PROBLEM TO SOLVE = Select the lines of the records containing the word "come" and list them.
⁂
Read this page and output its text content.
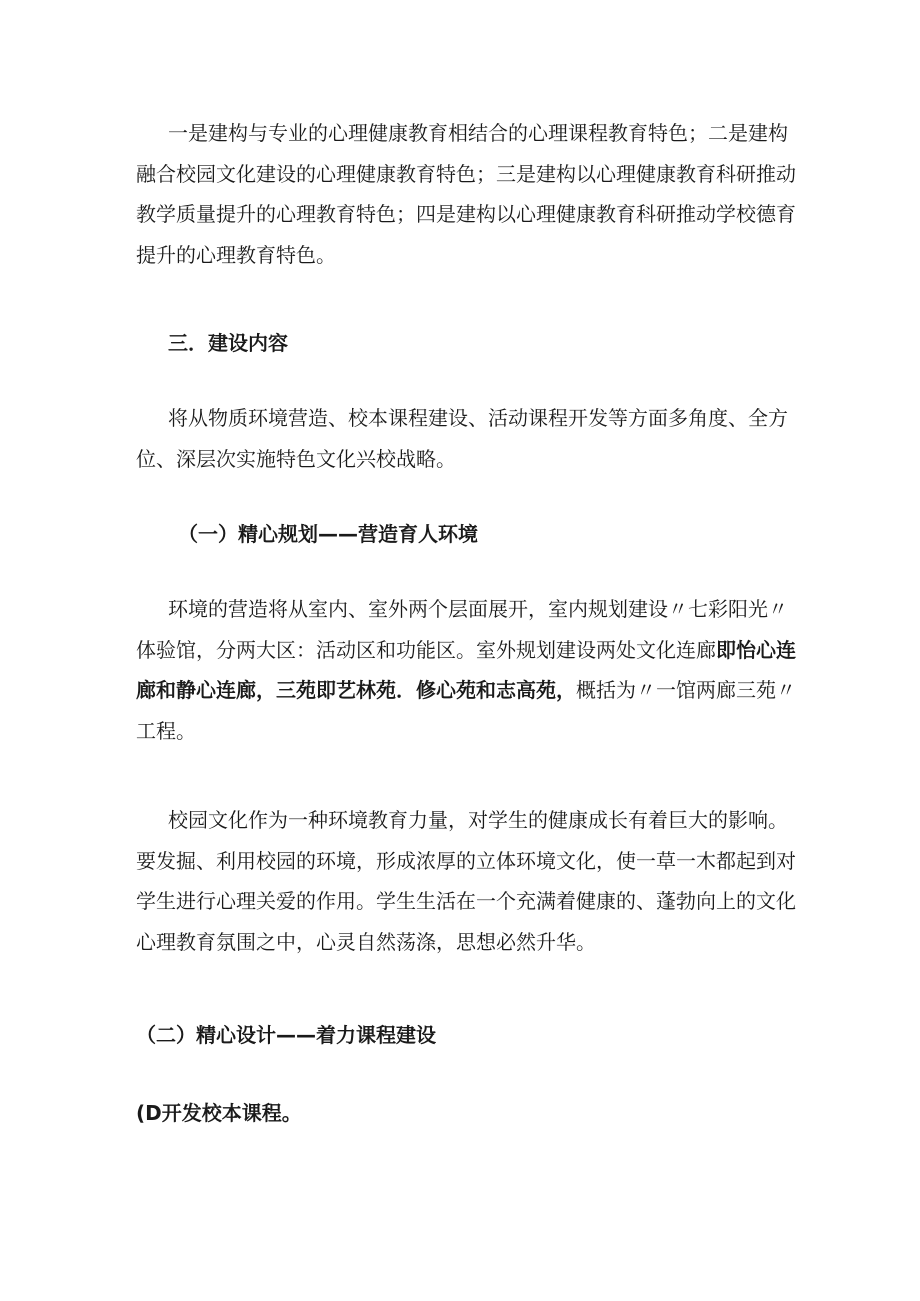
一是建构与专业的心理健康教育相结合的心理课程教育特色；二是建构融合校园文化建设的心理健康教育特色；三是建构以心理健康教育科研推动教学质量提升的心理教育特色；四是建构以心理健康教育科研推动学校德育提升的心理教育特色。

三．建设内容

将从物质环境营造、校本课程建设、活动课程开发等方面多角度、全方位、深层次实施特色文化兴校战略。

（一）精心规划——营造育人环境

环境的营造将从室内、室外两个层面展开，室内规划建设〃七彩阳光〃体验馆，分两大区：活动区和功能区。室外规划建设两处文化连廊即怡心连廊和静心连廊，三苑即艺林苑．修心苑和志高苑，概括为〃一馆两廊三苑〃工程。

校园文化作为一种环境教育力量，对学生的健康成长有着巨大的影响。要发掘、利用校园的环境，形成浓厚的立体环境文化，使一草一木都起到对学生进行心理关爱的作用。学生生活在一个充满着健康的、蓬勃向上的文化心理教育氛围之中，心灵自然荡涤，思想必然升华。

（二）精心设计——着力课程建设

(D开发校本课程。
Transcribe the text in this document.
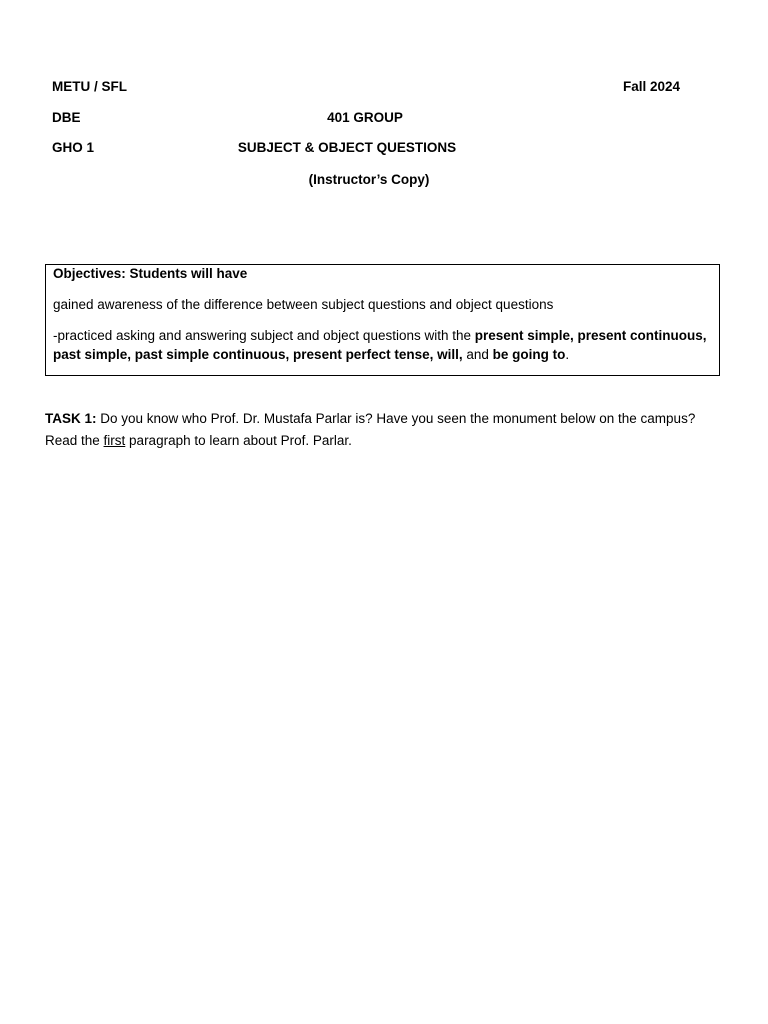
METU / SFL	Fall 2024
DBE	401 GROUP
GHO 1	SUBJECT & OBJECT QUESTIONS
(Instructor’s Copy)
Objectives: Students will have
gained awareness of the difference between subject questions and object questions
-practiced asking and answering subject and object questions with the present simple, present continuous,
past simple, past simple continuous, present perfect tense, will, and be going to.
TASK 1: Do you know who Prof. Dr. Mustafa Parlar is? Have you seen the monument below on the campus?
Read the first paragraph to learn about Prof. Parlar.
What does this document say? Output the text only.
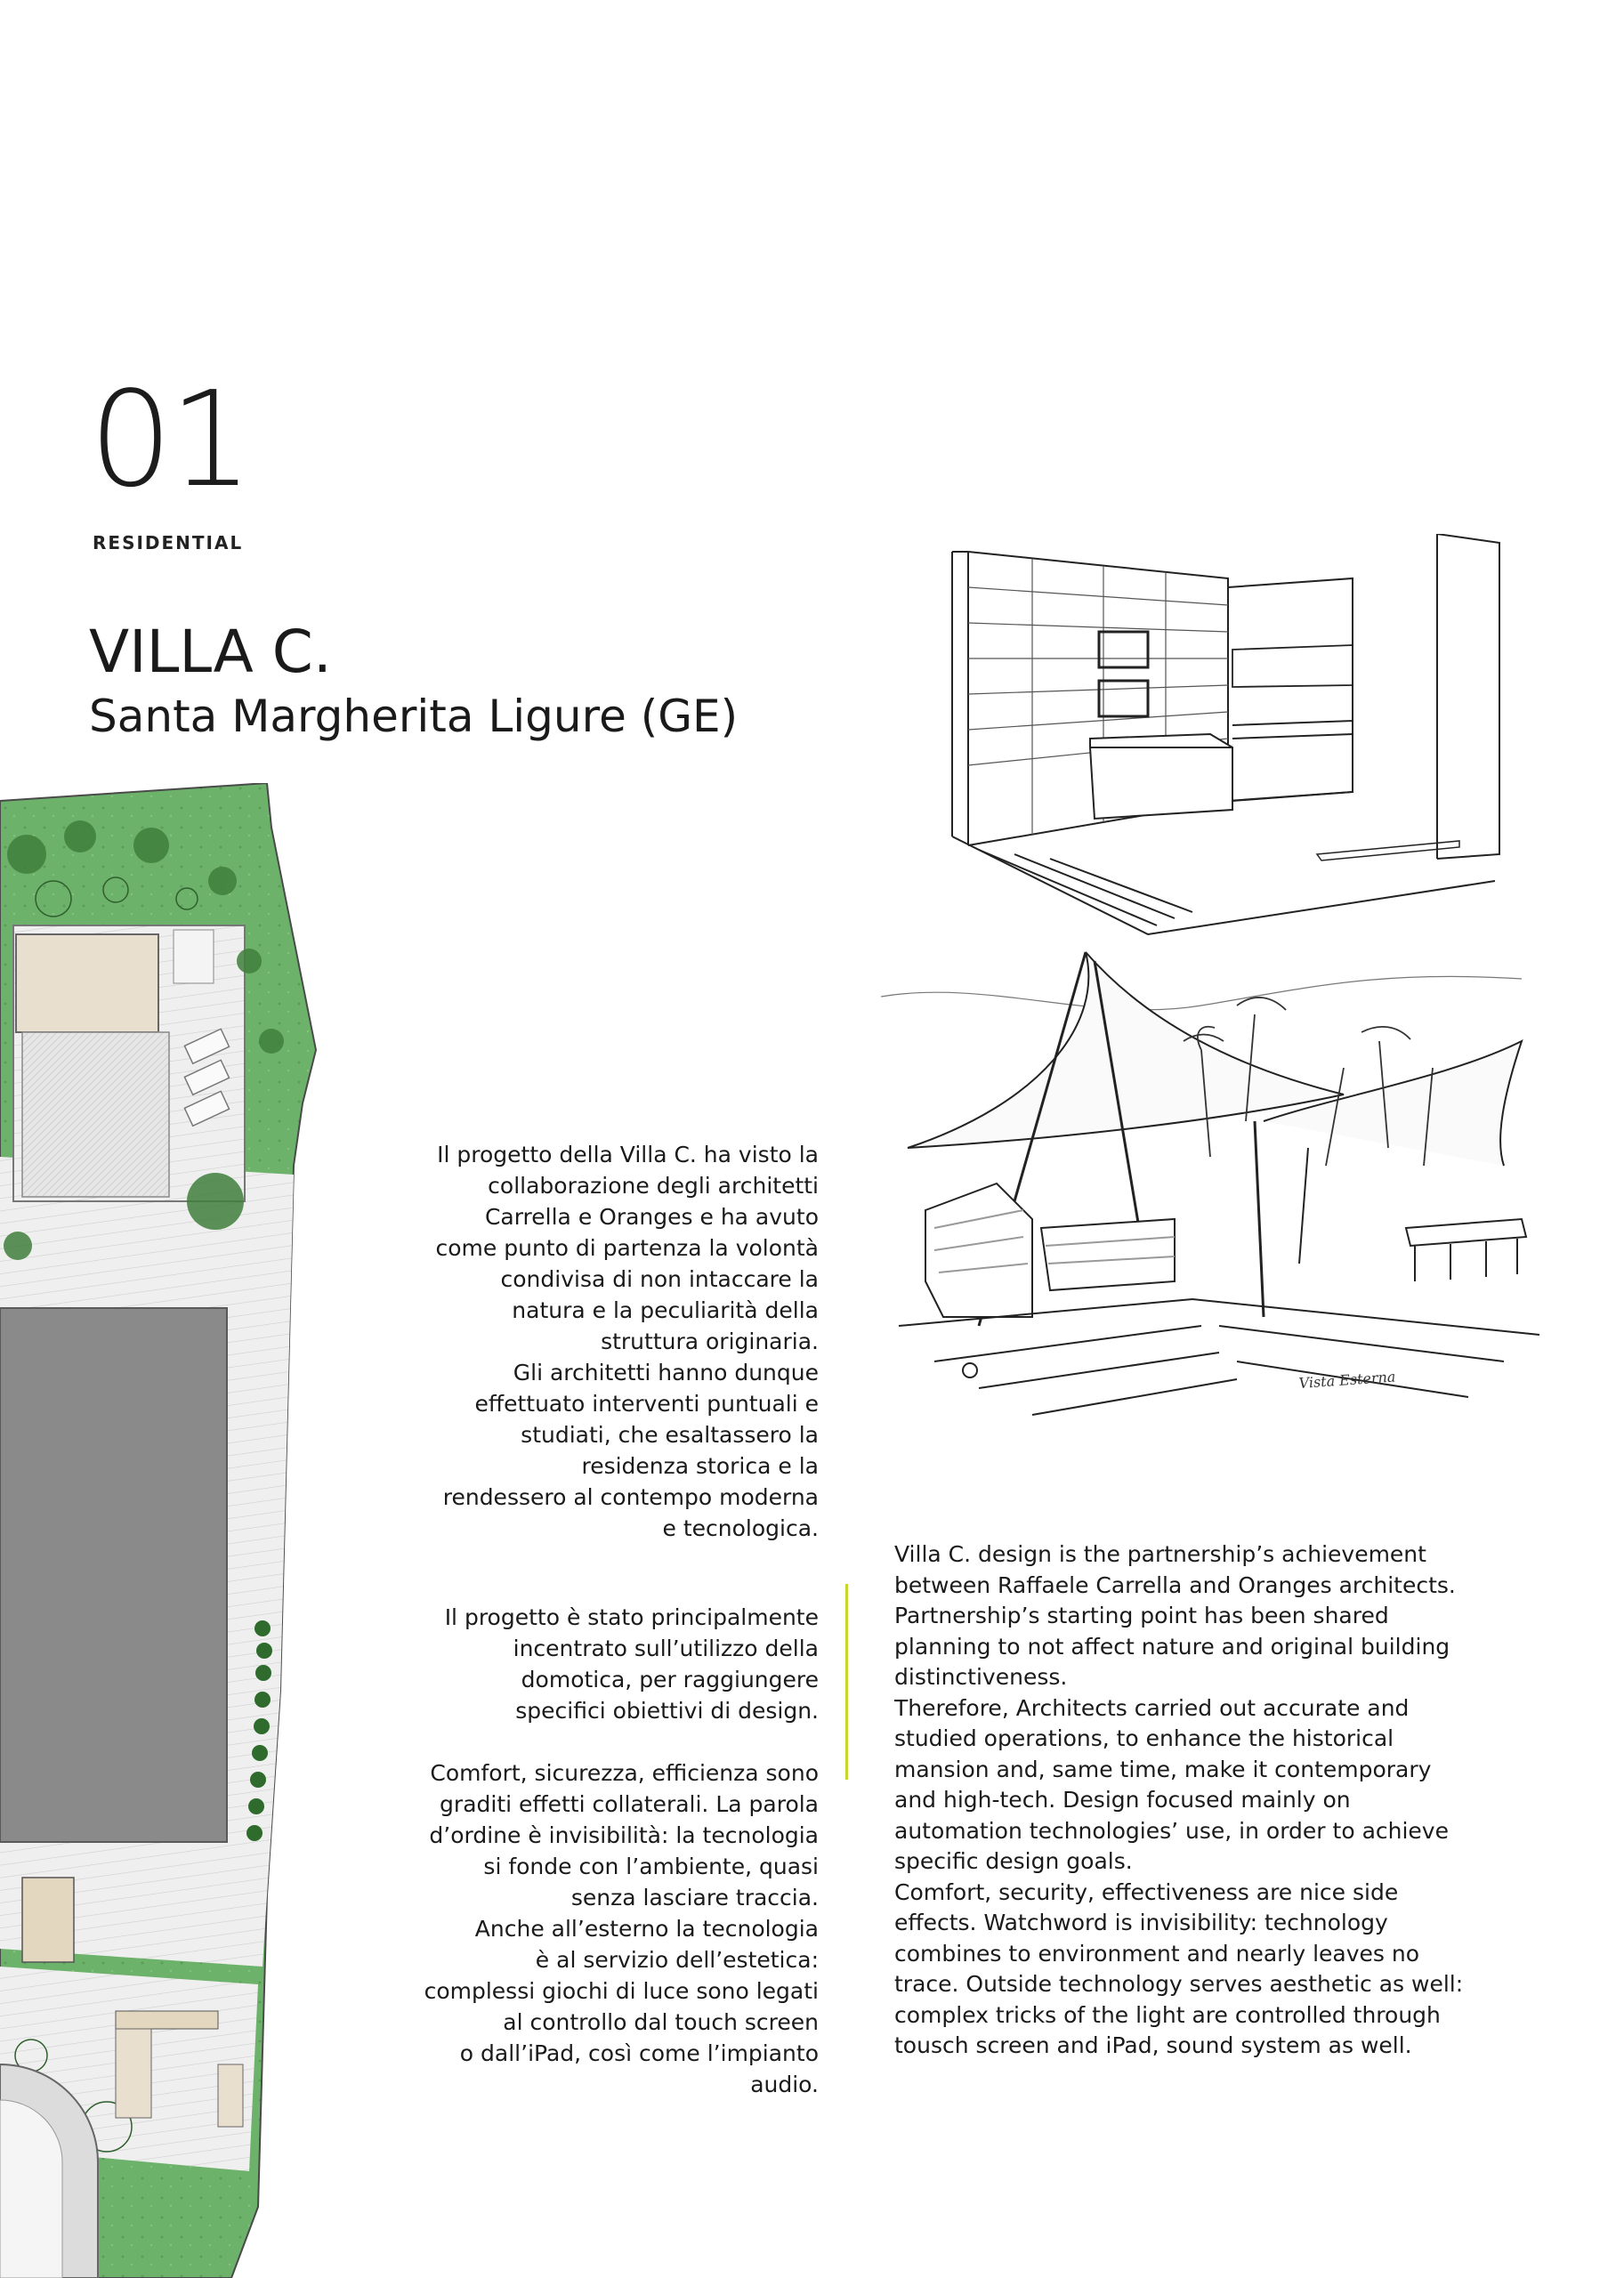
Vista Esterna
01
RESIDENTIAL
VILLA C.
Santa Margherita Ligure (GE)
Il progetto della Villa C. ha visto la
collaborazione degli architetti
Carrella e Oranges e ha avuto
come punto di partenza la volontà
condivisa di non intaccare la
natura e la peculiarità della
struttura originaria.
Gli architetti hanno dunque
effettuato interventi puntuali e
studiati, che esaltassero la
residenza storica e la
rendessero al contempo moderna
e tecnologica.
Il progetto è stato principalmente
incentrato sull’utilizzo della
domotica, per raggiungere
specifici obiettivi di design.
Comfort, sicurezza, efficienza sono
graditi effetti collaterali. La parola
d’ordine è invisibilità: la tecnologia
si fonde con l’ambiente, quasi
senza lasciare traccia.
Anche all’esterno la tecnologia
è al servizio dell’estetica:
complessi giochi di luce sono legati
al controllo dal touch screen
o dall’iPad, così come l’impianto
audio.
Villa C. design is the partnership’s achievement
between Raffaele Carrella and Oranges architects.
Partnership’s starting point has been shared
planning to not affect nature and original building
distinctiveness.
Therefore, Architects carried out accurate and
studied operations, to enhance the historical
mansion and, same time, make it contemporary
and high-tech. Design focused mainly on
automation technologies’ use, in order to achieve
specific design goals.
Comfort, security, effectiveness are nice side
effects. Watchword is invisibility: technology
combines to environment and nearly leaves no
trace. Outside technology serves aesthetic as well:
complex tricks of the light are controlled through
tousch screen and iPad, sound system as well.
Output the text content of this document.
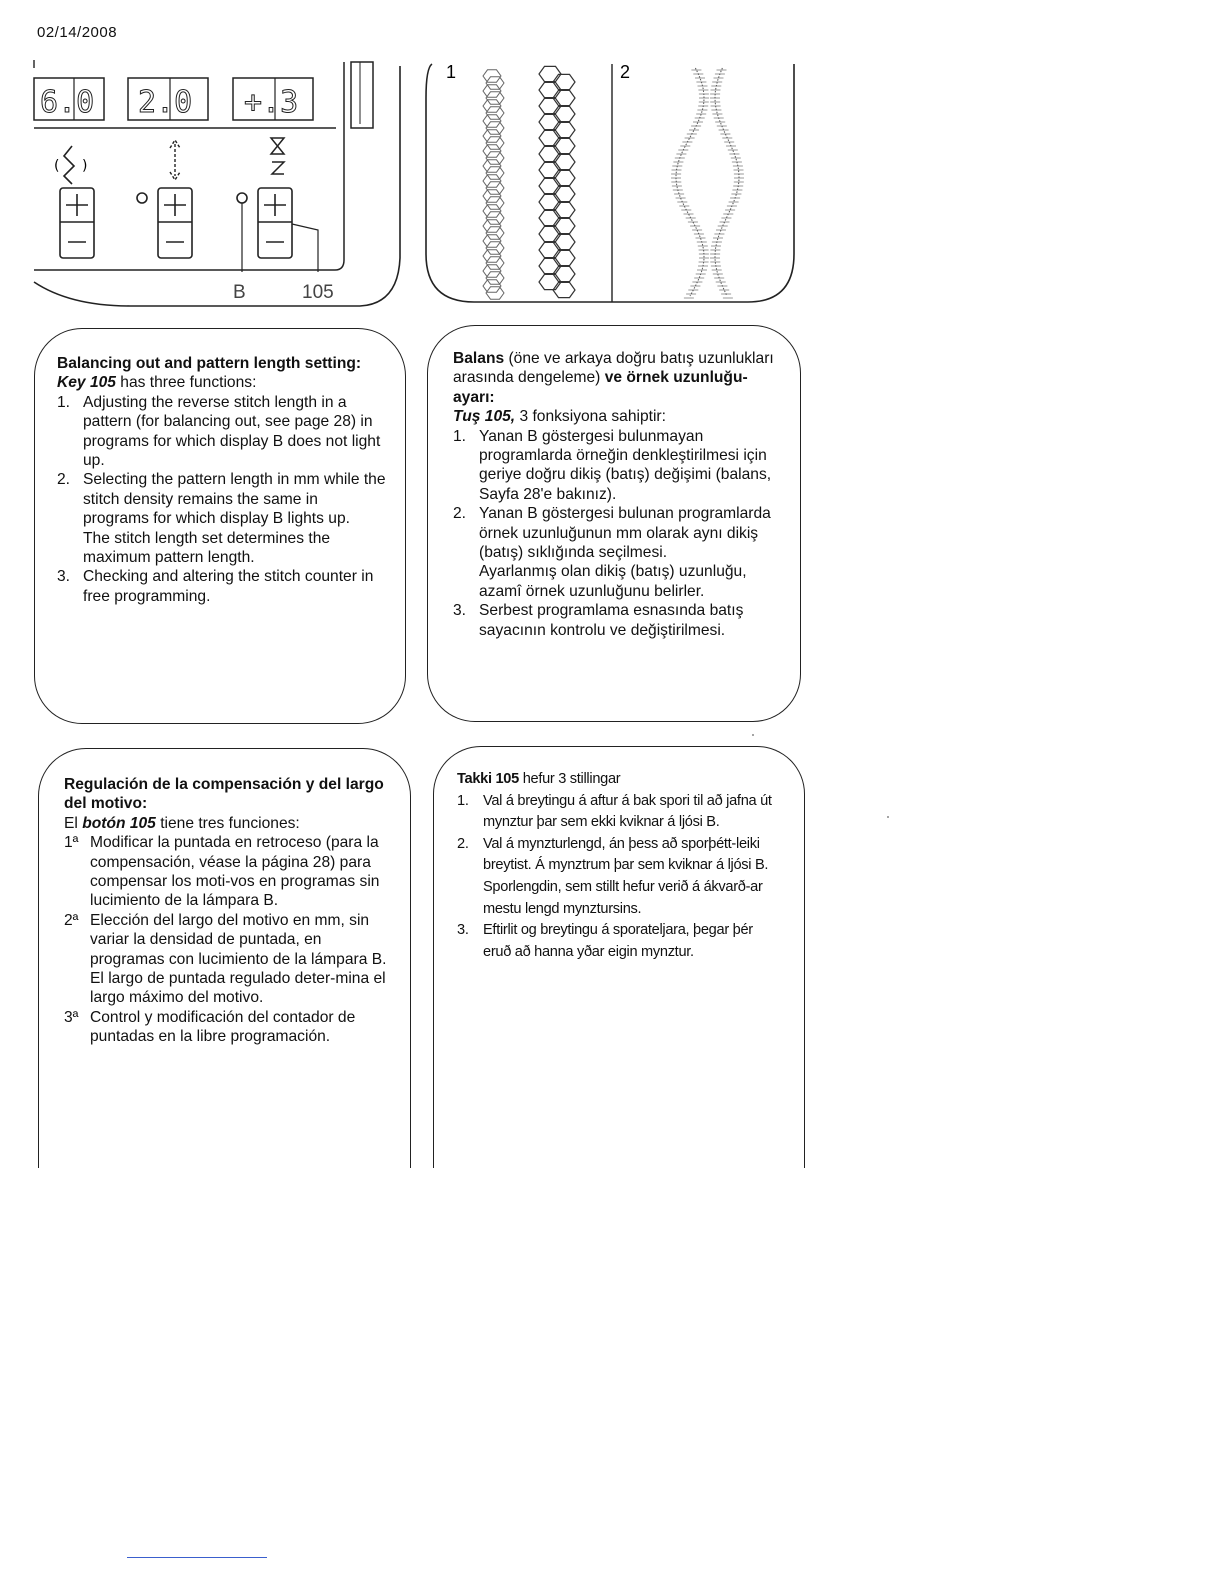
02/14/2008
( )
6.0 2.0 +.3
B	105
1	2

Balancing out and pattern length setting:

Key 105 has three functions:

1. Adjusting the reverse stitch length in a pattern (for balancing out, see page 28) in programs for which display B does not light up.
2. Selecting the pattern length in mm while the stitch density remains the same in programs for which display B lights up.
The stitch length set determines the maximum pattern length.
3. Checking and altering the stitch counter in free programming.

Balans (öne ve arkaya doğru batış uzunlukları arasında dengeleme) ve örnek uzunluğu-ayarı:

Tuş 105, 3 fonksiyona sahiptir:

1. Yanan B göstergesi bulunmayan programlarda örneğin denkleştirilmesi için geriye doğru dikiş (batış) değişimi (balans, Sayfa 28'e bakınız).
2. Yanan B göstergesi bulunan programlarda örnek uzunluğunun mm olarak aynı dikiş (batış) sıklığında seçilmesi.
Ayarlanmış olan dikiş (batış) uzunluğu, azamî örnek uzunluğunu belirler.
3. Serbest programlama esnasında batış sayacının kontrolu ve değiştirilmesi.

Regulación de la compensación y del largo del motivo:

El botón 105 tiene tres funciones:

1ª Modificar la puntada en retroceso (para la compensación, véase la página 28) para compensar los moti-vos en programas sin lucimiento de la lámpara B.
2ª Elección del largo del motivo en mm, sin variar la densidad de puntada, en programas con lucimiento de la lámpara B.
El largo de puntada regulado deter-mina el largo máximo del motivo.
3ª Control y modificación del contador de puntadas en la libre programación.

Takki 105 hefur 3 stillingar

1. Val á breytingu á aftur á bak spori til að jafna út mynztur þar sem ekki kviknar á ljósi B.
2. Val á mynzturlengd, án þess að sporþétt-leiki breytist. Á mynztrum þar sem kviknar á ljósi B.
Sporlengdin, sem stillt hefur verið á ákvarð-ar mestu lengd mynztursins.
3. Eftirlit og breytingu á sporateljara, þegar þér eruð að hanna yðar eigin mynztur.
⁂
WRITTEN RESPONSE =
come punto di partenza la volontà
o dall’iPad, così come l’impianto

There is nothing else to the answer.